Spot every line with the word "Method" and return it.

>> Start DATA EXTRACT

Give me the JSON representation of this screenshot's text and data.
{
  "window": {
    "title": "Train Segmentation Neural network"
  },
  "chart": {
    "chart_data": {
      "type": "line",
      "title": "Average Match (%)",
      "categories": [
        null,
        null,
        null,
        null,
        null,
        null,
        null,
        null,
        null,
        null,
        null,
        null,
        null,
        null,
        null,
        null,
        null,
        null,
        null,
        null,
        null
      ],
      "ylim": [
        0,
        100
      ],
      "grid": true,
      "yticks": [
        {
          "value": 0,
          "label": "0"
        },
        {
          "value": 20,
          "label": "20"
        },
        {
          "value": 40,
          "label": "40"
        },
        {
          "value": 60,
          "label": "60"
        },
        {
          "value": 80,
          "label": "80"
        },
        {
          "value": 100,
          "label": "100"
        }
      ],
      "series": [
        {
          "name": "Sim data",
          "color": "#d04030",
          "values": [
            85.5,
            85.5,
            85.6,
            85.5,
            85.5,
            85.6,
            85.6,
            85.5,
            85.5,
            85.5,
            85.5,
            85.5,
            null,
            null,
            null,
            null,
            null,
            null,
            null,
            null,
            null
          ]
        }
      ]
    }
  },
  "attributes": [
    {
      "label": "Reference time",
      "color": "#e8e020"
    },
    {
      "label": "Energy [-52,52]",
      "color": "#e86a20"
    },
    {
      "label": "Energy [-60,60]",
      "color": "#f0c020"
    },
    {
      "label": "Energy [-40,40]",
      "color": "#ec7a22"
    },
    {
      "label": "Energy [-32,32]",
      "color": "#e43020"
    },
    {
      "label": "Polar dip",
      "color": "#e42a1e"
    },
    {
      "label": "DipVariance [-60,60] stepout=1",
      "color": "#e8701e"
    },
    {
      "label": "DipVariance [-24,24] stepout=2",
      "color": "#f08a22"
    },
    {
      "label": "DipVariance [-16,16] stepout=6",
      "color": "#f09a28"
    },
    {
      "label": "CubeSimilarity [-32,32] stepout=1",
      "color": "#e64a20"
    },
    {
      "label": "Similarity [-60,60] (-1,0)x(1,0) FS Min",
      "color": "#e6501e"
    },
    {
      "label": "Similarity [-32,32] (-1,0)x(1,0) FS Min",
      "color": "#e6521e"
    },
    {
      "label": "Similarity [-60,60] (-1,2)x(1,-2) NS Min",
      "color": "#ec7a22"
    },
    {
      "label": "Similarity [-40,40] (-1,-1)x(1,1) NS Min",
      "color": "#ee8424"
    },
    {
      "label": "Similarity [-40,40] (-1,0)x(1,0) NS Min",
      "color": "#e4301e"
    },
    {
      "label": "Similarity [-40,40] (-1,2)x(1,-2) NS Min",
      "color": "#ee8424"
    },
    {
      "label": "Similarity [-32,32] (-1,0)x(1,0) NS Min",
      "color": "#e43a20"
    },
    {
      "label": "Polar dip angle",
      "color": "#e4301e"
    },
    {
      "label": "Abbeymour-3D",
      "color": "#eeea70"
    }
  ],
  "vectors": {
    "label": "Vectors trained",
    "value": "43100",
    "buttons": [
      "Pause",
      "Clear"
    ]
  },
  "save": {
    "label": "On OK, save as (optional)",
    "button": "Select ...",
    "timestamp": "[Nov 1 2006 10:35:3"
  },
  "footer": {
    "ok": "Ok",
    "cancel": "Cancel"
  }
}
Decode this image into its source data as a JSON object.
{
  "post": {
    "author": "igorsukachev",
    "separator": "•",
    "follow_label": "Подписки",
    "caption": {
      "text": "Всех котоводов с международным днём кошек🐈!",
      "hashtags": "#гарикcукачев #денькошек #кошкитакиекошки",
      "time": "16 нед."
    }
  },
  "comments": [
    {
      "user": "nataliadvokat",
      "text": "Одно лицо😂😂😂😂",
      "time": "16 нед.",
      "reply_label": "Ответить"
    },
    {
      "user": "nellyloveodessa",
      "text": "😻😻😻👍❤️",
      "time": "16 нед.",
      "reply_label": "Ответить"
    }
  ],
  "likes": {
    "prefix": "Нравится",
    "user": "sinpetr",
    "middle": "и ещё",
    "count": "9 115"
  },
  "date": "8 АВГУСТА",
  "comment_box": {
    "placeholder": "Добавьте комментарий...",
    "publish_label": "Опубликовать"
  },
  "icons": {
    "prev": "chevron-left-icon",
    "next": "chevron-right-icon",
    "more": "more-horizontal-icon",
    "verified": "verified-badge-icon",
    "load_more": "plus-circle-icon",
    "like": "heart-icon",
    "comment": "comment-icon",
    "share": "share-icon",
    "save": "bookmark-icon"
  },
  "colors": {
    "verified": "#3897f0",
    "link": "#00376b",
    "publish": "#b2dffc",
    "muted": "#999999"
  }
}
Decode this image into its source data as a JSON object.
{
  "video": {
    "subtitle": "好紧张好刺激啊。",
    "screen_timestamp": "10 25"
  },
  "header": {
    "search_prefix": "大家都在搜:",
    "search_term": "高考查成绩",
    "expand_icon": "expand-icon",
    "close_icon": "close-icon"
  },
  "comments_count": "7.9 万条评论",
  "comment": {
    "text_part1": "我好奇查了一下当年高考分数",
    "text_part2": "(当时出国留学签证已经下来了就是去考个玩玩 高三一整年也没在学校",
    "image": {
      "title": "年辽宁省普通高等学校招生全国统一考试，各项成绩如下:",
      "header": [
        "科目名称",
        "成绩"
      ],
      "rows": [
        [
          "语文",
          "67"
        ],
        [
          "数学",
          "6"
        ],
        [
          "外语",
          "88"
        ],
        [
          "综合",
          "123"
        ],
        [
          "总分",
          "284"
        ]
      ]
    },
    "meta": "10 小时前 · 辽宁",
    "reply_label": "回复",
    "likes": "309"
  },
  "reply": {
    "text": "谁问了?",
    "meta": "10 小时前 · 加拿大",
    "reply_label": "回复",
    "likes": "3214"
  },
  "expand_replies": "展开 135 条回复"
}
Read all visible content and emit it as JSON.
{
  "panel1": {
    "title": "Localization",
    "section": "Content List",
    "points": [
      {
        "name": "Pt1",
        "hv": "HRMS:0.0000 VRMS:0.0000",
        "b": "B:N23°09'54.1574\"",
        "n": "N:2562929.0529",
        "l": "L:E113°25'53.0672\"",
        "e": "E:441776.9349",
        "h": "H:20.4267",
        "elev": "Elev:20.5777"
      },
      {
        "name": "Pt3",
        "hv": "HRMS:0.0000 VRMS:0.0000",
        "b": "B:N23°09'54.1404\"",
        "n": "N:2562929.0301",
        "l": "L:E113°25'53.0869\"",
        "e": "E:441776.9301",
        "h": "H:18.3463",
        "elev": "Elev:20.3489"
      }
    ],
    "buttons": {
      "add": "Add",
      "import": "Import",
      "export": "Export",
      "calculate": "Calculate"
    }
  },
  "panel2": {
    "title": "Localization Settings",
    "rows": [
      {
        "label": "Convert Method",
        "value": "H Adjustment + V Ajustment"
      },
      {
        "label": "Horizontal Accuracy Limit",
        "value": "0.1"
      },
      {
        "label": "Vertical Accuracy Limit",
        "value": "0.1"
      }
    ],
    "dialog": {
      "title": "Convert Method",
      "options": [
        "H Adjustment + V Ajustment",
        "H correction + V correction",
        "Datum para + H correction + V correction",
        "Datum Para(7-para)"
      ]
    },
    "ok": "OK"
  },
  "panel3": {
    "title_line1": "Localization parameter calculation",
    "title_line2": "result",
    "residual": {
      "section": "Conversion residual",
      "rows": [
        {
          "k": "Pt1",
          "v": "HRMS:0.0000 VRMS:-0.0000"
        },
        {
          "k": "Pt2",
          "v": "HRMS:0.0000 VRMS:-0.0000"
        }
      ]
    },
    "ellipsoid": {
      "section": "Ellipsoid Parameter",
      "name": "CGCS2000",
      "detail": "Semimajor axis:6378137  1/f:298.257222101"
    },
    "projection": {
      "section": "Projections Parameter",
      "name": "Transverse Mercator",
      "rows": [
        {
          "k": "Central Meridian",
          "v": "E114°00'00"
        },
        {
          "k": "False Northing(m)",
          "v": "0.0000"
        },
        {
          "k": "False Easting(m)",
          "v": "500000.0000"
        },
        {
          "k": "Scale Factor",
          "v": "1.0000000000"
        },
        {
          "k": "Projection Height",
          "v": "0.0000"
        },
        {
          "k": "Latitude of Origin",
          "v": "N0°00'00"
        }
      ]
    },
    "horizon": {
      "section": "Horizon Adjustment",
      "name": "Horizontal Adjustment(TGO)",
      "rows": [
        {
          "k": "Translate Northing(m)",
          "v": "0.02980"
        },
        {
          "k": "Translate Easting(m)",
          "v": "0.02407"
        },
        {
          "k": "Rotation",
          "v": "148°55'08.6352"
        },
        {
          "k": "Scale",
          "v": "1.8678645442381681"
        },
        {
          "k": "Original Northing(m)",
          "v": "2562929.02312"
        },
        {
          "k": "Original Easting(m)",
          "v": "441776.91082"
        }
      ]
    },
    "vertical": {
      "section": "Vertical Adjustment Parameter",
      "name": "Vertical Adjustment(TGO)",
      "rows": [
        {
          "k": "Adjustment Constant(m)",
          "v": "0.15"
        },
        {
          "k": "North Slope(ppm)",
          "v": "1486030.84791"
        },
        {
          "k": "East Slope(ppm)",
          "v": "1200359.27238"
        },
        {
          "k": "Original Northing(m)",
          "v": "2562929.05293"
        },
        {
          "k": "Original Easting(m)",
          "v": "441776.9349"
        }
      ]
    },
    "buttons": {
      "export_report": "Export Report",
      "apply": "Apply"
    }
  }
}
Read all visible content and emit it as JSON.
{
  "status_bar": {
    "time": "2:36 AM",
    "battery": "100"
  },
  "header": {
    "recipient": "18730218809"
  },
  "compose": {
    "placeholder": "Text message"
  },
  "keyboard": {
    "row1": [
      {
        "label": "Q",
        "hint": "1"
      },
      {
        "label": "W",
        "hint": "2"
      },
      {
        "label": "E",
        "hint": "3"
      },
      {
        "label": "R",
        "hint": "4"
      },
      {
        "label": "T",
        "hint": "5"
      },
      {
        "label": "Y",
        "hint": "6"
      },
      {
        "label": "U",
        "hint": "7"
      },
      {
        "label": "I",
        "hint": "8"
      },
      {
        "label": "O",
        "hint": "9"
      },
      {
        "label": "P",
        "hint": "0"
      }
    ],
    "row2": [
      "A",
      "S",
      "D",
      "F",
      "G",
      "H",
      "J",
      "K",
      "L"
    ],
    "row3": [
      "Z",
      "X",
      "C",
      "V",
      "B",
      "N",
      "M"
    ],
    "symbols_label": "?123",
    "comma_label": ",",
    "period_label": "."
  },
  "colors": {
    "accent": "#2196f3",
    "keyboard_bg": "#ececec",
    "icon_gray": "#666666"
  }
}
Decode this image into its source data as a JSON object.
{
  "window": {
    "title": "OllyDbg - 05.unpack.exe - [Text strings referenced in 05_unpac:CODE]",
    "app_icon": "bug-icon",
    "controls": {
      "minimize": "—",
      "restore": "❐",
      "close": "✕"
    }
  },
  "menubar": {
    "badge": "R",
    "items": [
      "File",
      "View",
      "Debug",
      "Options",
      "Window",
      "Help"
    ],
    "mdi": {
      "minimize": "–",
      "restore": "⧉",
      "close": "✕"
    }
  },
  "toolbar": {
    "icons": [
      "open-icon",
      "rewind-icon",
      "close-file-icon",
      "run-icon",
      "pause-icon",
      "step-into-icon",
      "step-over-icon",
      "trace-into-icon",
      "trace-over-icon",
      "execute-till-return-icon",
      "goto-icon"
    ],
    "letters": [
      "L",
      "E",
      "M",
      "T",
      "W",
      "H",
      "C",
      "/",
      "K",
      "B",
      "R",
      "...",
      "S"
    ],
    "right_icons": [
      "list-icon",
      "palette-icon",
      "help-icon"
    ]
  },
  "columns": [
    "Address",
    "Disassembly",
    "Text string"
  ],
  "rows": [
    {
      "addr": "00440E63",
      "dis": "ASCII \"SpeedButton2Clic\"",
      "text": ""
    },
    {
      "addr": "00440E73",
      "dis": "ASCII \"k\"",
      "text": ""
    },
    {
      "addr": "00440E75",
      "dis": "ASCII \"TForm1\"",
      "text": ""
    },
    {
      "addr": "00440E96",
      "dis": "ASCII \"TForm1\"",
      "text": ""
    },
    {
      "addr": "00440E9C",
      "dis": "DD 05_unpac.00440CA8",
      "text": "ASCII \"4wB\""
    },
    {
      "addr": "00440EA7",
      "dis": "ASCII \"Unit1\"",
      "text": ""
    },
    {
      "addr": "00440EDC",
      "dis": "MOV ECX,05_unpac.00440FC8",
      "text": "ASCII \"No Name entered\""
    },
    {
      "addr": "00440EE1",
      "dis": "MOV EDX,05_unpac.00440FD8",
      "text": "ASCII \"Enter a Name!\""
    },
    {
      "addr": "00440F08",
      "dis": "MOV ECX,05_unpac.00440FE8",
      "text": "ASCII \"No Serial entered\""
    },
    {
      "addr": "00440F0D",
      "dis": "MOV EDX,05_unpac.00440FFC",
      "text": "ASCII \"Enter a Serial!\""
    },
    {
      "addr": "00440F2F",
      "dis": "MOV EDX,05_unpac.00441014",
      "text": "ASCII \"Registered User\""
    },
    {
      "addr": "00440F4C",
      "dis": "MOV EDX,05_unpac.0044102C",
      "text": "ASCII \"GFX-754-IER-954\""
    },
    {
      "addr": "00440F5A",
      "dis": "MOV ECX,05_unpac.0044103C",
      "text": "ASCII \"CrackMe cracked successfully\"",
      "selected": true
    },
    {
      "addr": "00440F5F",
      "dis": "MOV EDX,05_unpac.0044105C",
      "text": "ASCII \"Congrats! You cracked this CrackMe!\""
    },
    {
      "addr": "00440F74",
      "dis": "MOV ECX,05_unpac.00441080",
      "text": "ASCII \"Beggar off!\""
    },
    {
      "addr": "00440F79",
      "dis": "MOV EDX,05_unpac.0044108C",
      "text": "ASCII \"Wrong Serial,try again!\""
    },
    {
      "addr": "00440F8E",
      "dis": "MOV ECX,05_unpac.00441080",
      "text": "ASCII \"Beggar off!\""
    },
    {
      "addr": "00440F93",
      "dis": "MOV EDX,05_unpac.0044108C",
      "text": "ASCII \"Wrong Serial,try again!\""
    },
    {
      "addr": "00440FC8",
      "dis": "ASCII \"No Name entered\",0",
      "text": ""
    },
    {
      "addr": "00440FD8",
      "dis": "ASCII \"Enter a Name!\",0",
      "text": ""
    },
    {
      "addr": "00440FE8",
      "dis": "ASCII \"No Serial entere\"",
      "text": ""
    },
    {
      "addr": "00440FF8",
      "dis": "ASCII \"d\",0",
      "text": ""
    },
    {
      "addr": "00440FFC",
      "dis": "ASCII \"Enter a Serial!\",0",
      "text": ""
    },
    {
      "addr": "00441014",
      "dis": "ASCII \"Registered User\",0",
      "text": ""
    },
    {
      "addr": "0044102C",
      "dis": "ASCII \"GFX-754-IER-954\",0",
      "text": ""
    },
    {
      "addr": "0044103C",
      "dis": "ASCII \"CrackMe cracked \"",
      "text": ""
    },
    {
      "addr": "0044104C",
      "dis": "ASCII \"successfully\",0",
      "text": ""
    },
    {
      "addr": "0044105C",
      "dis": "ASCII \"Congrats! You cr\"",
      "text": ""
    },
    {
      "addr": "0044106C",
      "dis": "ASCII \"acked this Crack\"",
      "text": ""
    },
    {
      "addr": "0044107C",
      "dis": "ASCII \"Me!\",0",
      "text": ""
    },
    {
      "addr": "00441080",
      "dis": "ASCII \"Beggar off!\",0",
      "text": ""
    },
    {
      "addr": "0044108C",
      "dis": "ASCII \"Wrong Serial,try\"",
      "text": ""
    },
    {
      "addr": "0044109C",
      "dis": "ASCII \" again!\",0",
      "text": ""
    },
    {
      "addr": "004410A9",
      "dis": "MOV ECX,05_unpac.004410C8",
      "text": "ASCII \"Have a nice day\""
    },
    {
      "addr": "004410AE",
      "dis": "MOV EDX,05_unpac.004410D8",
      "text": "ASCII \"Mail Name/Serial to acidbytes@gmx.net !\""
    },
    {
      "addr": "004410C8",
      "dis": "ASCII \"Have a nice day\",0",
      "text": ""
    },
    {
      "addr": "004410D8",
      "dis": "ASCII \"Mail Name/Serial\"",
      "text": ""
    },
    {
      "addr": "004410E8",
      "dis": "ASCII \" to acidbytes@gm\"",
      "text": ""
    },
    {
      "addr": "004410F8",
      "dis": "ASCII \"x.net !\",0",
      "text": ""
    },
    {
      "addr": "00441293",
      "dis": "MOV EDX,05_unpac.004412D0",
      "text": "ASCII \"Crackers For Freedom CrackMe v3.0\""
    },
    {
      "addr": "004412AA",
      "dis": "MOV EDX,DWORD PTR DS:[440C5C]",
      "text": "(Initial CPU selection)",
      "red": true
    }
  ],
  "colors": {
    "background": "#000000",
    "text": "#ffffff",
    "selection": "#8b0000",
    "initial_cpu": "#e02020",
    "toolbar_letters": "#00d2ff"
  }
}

>> End DATA EXTRACT

## ANSWER TO THIS PROBLEM
        "label": "Convert Method",
      "title": "Convert Method",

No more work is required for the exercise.